• Written instruction: Wherever "Chimaphila" appears in a line, copy that line.

• Provided material:
======
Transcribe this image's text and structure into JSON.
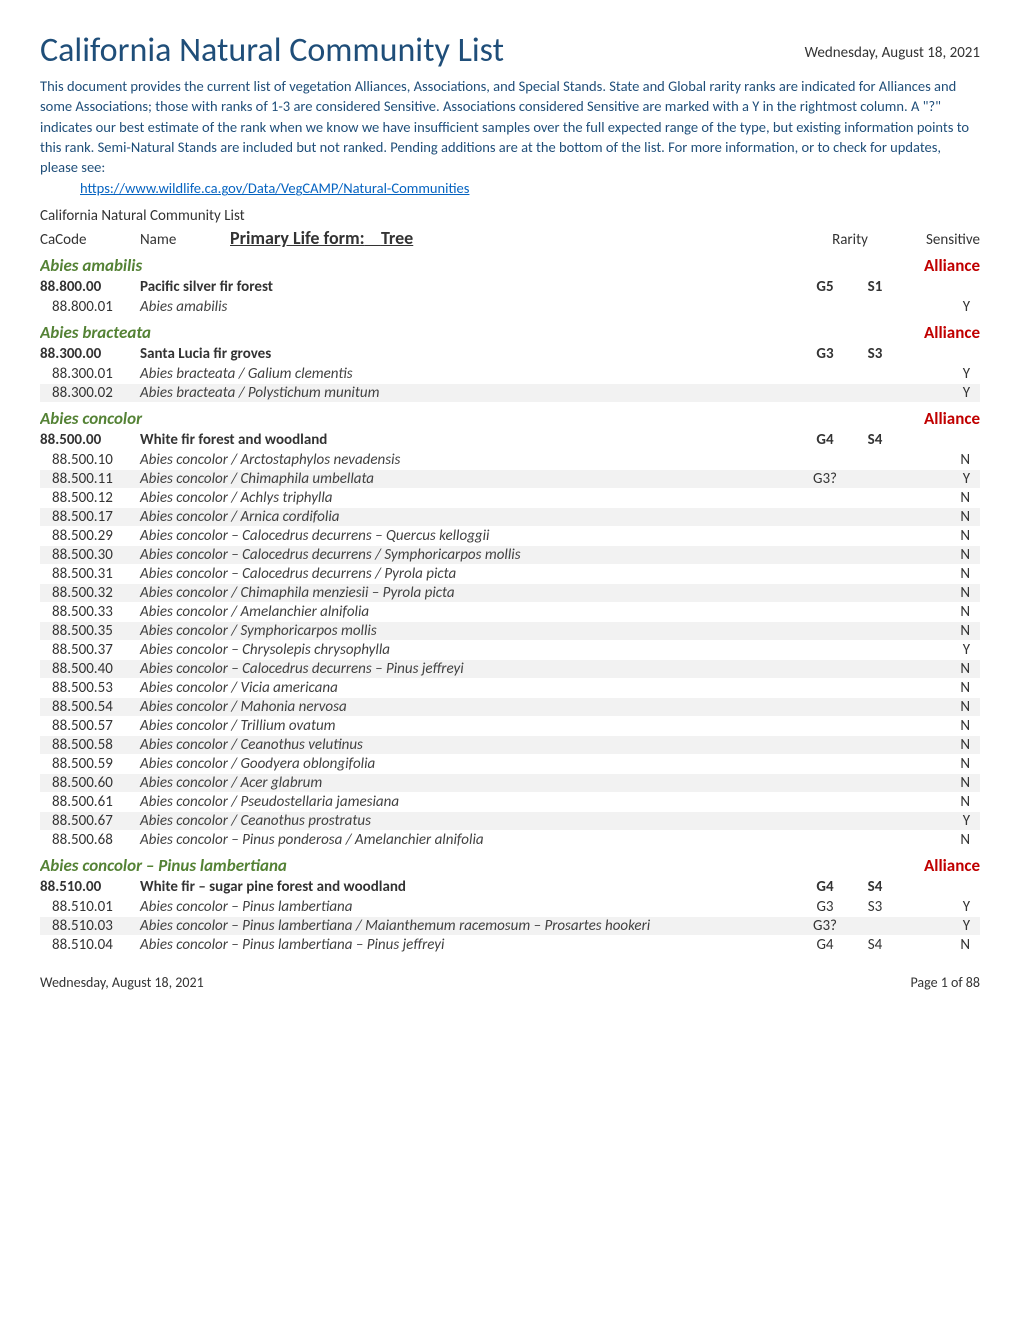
{
  "header": {
    "main_title": "California Natural Community List",
    "date": "Wednesday, August 18, 2021",
    "intro_text": "This document provides the current list of vegetation Alliances, Associations, and Special Stands. State and Global rarity ranks are indicated for Alliances and some Associations; those with ranks of 1-3 are considered Sensitive. Associations considered Sensitive are marked with a Y in the rightmost column. A \"?\" indicates our best estimate of the rank when we know we have insufficient samples over the full expected range of the type, but existing information points to this rank. Semi-Natural Stands are included but not ranked. Pending additions are at the bottom of the list. For more information, or to check for updates, please see:",
    "link_text": "https://www.wildlife.ca.gov/Data/VegCAMP/Natural-Communities",
    "list_title": "California Natural Community List",
    "primary_life_form_label": "Primary Life form:",
    "primary_life_form_value": "Tree",
    "col_code": "CaCode",
    "col_name": "Name",
    "col_rarity": "Rarity",
    "col_sensitive": "Sensitive"
  },
  "alliance_label": "Alliance",
  "colors": {
    "title": "#1f4e79",
    "species": "#548235",
    "alliance": "#c00000",
    "link": "#0563c1",
    "stripe": "#f2f2f2",
    "entry_text": "#404040"
  },
  "sections": [
    {
      "species": "Abies amabilis",
      "group": {
        "code": "88.800.00",
        "name": "Pacific silver fir forest",
        "g": "G5",
        "s": "S1"
      },
      "entries": [
        {
          "code": "88.800.01",
          "name": "Abies amabilis",
          "g": "",
          "s": "",
          "sensitive": "Y",
          "striped": false
        }
      ]
    },
    {
      "species": "Abies bracteata",
      "group": {
        "code": "88.300.00",
        "name": "Santa Lucia fir groves",
        "g": "G3",
        "s": "S3"
      },
      "entries": [
        {
          "code": "88.300.01",
          "name": "Abies bracteata / Galium clementis",
          "g": "",
          "s": "",
          "sensitive": "Y",
          "striped": false
        },
        {
          "code": "88.300.02",
          "name": "Abies bracteata / Polystichum munitum",
          "g": "",
          "s": "",
          "sensitive": "Y",
          "striped": true
        }
      ]
    },
    {
      "species": "Abies concolor",
      "group": {
        "code": "88.500.00",
        "name": "White fir forest and woodland",
        "g": "G4",
        "s": "S4"
      },
      "entries": [
        {
          "code": "88.500.10",
          "name": "Abies concolor / Arctostaphylos nevadensis",
          "g": "",
          "s": "",
          "sensitive": "N",
          "striped": false
        },
        {
          "code": "88.500.11",
          "name": "Abies concolor / Chimaphila umbellata",
          "g": "G3?",
          "s": "",
          "sensitive": "Y",
          "striped": true
        },
        {
          "code": "88.500.12",
          "name": "Abies concolor / Achlys triphylla",
          "g": "",
          "s": "",
          "sensitive": "N",
          "striped": false
        },
        {
          "code": "88.500.17",
          "name": "Abies concolor / Arnica cordifolia",
          "g": "",
          "s": "",
          "sensitive": "N",
          "striped": true
        },
        {
          "code": "88.500.29",
          "name": "Abies concolor – Calocedrus decurrens – Quercus kelloggii",
          "g": "",
          "s": "",
          "sensitive": "N",
          "striped": false
        },
        {
          "code": "88.500.30",
          "name": "Abies concolor – Calocedrus decurrens / Symphoricarpos mollis",
          "g": "",
          "s": "",
          "sensitive": "N",
          "striped": true
        },
        {
          "code": "88.500.31",
          "name": "Abies concolor – Calocedrus decurrens / Pyrola picta",
          "g": "",
          "s": "",
          "sensitive": "N",
          "striped": false
        },
        {
          "code": "88.500.32",
          "name": "Abies concolor / Chimaphila menziesii – Pyrola picta",
          "g": "",
          "s": "",
          "sensitive": "N",
          "striped": true
        },
        {
          "code": "88.500.33",
          "name": "Abies concolor / Amelanchier alnifolia",
          "g": "",
          "s": "",
          "sensitive": "N",
          "striped": false
        },
        {
          "code": "88.500.35",
          "name": "Abies concolor / Symphoricarpos mollis",
          "g": "",
          "s": "",
          "sensitive": "N",
          "striped": true
        },
        {
          "code": "88.500.37",
          "name": "Abies concolor – Chrysolepis chrysophylla",
          "g": "",
          "s": "",
          "sensitive": "Y",
          "striped": false
        },
        {
          "code": "88.500.40",
          "name": "Abies concolor – Calocedrus decurrens – Pinus jeffreyi",
          "g": "",
          "s": "",
          "sensitive": "N",
          "striped": true
        },
        {
          "code": "88.500.53",
          "name": "Abies concolor / Vicia americana",
          "g": "",
          "s": "",
          "sensitive": "N",
          "striped": false
        },
        {
          "code": "88.500.54",
          "name": "Abies concolor / Mahonia nervosa",
          "g": "",
          "s": "",
          "sensitive": "N",
          "striped": true
        },
        {
          "code": "88.500.57",
          "name": "Abies concolor / Trillium ovatum",
          "g": "",
          "s": "",
          "sensitive": "N",
          "striped": false
        },
        {
          "code": "88.500.58",
          "name": "Abies concolor / Ceanothus velutinus",
          "g": "",
          "s": "",
          "sensitive": "N",
          "striped": true
        },
        {
          "code": "88.500.59",
          "name": "Abies concolor / Goodyera oblongifolia",
          "g": "",
          "s": "",
          "sensitive": "N",
          "striped": false
        },
        {
          "code": "88.500.60",
          "name": "Abies concolor / Acer glabrum",
          "g": "",
          "s": "",
          "sensitive": "N",
          "striped": true
        },
        {
          "code": "88.500.61",
          "name": "Abies concolor / Pseudostellaria jamesiana",
          "g": "",
          "s": "",
          "sensitive": "N",
          "striped": false
        },
        {
          "code": "88.500.67",
          "name": "Abies concolor / Ceanothus prostratus",
          "g": "",
          "s": "",
          "sensitive": "Y",
          "striped": true
        },
        {
          "code": "88.500.68",
          "name": "Abies concolor – Pinus ponderosa / Amelanchier alnifolia",
          "g": "",
          "s": "",
          "sensitive": "N",
          "striped": false
        }
      ]
    },
    {
      "species": "Abies concolor – Pinus lambertiana",
      "group": {
        "code": "88.510.00",
        "name": "White fir – sugar pine forest and woodland",
        "g": "G4",
        "s": "S4"
      },
      "entries": [
        {
          "code": "88.510.01",
          "name": "Abies concolor – Pinus lambertiana",
          "g": "G3",
          "s": "S3",
          "sensitive": "Y",
          "striped": false
        },
        {
          "code": "88.510.03",
          "name": "Abies concolor – Pinus lambertiana / Maianthemum racemosum – Prosartes hookeri",
          "g": "G3?",
          "s": "",
          "sensitive": "Y",
          "striped": true
        },
        {
          "code": "88.510.04",
          "name": "Abies concolor – Pinus lambertiana – Pinus jeffreyi",
          "g": "G4",
          "s": "S4",
          "sensitive": "N",
          "striped": false
        }
      ]
    }
  ],
  "footer": {
    "date": "Wednesday, August 18, 2021",
    "page": "Page 1 of 88"
  }
}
======
• Exercise solution:
          "name": "Abies concolor / Chimaphila umbellata",
          "name": "Abies concolor / Chimaphila menziesii – Pyrola picta",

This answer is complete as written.